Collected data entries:

━━━━━━━━━━━━━━━━━━━━━━━━━━━━━━

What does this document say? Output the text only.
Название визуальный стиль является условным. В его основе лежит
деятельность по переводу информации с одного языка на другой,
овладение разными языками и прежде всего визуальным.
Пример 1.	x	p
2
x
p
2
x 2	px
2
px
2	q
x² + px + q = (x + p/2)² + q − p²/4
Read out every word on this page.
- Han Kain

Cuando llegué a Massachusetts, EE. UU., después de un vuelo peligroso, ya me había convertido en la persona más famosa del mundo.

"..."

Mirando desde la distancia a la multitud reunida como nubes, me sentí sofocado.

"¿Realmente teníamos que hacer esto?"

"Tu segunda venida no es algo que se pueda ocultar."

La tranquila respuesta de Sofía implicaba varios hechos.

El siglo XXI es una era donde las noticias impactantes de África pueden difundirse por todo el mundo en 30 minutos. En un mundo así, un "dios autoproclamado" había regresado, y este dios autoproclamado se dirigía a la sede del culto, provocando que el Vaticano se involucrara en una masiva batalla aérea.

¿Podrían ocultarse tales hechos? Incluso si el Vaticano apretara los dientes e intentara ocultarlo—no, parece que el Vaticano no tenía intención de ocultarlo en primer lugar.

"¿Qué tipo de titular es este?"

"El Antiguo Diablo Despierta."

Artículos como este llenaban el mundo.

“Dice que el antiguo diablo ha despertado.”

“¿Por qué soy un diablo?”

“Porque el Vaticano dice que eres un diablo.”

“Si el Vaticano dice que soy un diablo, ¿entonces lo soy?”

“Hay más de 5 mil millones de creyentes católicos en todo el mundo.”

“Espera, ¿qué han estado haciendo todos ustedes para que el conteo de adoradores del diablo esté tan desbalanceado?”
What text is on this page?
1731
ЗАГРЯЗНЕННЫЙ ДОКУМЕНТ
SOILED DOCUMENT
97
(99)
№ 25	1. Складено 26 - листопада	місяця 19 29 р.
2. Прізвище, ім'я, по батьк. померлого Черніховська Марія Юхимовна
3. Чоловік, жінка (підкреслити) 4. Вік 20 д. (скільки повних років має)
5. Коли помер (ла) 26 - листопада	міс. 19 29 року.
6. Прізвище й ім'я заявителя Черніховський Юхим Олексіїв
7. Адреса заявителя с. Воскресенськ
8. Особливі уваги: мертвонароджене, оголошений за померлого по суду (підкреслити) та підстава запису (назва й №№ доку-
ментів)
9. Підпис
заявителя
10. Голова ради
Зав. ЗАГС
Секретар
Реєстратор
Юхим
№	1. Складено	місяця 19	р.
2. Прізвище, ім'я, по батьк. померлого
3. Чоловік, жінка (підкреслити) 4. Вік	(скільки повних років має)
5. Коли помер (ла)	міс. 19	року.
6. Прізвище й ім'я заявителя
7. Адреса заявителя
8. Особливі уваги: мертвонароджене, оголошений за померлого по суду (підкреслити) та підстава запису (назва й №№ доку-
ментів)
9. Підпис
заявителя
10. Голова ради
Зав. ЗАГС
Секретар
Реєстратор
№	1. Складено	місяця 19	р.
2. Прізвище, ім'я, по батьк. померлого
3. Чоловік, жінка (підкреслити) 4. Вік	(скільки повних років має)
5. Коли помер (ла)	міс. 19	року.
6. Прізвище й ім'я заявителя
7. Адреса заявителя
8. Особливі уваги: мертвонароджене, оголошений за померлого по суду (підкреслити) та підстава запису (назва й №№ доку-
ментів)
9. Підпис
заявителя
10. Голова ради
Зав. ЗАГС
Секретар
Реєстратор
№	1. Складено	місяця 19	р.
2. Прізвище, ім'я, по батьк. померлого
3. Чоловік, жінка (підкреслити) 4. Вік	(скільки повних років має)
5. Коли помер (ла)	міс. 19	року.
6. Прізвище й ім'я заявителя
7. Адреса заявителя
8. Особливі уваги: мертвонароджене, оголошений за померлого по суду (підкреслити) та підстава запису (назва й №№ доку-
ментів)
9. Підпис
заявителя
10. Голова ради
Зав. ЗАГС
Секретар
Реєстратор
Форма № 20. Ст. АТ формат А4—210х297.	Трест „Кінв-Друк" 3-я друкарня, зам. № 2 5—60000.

━━━━━━━━━━━━━━━━━━━━━━━━━━━━━━

## DESCRIPTION OF THE TASK
From the line containing "What text is on this page?" to the last line of the material, please quote every line exactly and only those.

## TASK SOLUTION
What text is on this page?
1731
ЗАГРЯЗНЕННЫЙ ДОКУМЕНТ
SOILED DOCUMENT
97
(99)
№ 25	1. Складено 26 - листопада	місяця 19 29 р.
2. Прізвище, ім'я, по батьк. померлого Черніховська Марія Юхимовна
3. Чоловік, жінка (підкреслити) 4. Вік 20 д. (скільки повних років має)
5. Коли помер (ла) 26 - листопада	міс. 19 29 року.
6. Прізвище й ім'я заявителя Черніховський Юхим Олексіїв
7. Адреса заявителя с. Воскресенськ
8. Особливі уваги: мертвонароджене, оголошений за померлого по суду (підкреслити) та підстава запису (назва й №№ доку-
ментів)
9. Підпис
заявителя
10. Голова ради
Зав. ЗАГС
Секретар
Реєстратор
Юхим
№	1. Складено	місяця 19	р.
2. Прізвище, ім'я, по батьк. померлого
3. Чоловік, жінка (підкреслити) 4. Вік	(скільки повних років має)
5. Коли помер (ла)	міс. 19	року.
6. Прізвище й ім'я заявителя
7. Адреса заявителя
8. Особливі уваги: мертвонароджене, оголошений за померлого по суду (підкреслити) та підстава запису (назва й №№ доку-
ментів)
9. Підпис
заявителя
10. Голова ради
Зав. ЗАГС
Секретар
Реєстратор
№	1. Складено	місяця 19	р.
2. Прізвище, ім'я, по батьк. померлого
3. Чоловік, жінка (підкреслити) 4. Вік	(скільки повних років має)
5. Коли помер (ла)	міс. 19	року.
6. Прізвище й ім'я заявителя
7. Адреса заявителя
8. Особливі уваги: мертвонароджене, оголошений за померлого по суду (підкреслити) та підстава запису (назва й №№ доку-
ментів)
9. Підпис
заявителя
10. Голова ради
Зав. ЗАГС
Секретар
Реєстратор
№	1. Складено	місяця 19	р.
2. Прізвище, ім'я, по батьк. померлого
3. Чоловік, жінка (підкреслити) 4. Вік	(скільки повних років має)
5. Коли помер (ла)	міс. 19	року.
6. Прізвище й ім'я заявителя
7. Адреса заявителя
8. Особливі уваги: мертвонароджене, оголошений за померлого по суду (підкреслити) та підстава запису (назва й №№ доку-
ментів)
9. Підпис
заявителя
10. Голова ради
Зав. ЗАГС
Секретар
Реєстратор
Форма № 20. Ст. АТ формат А4—210х297.	Трест „Кінв-Друк" 3-я друкарня, зам. № 2 5—60000.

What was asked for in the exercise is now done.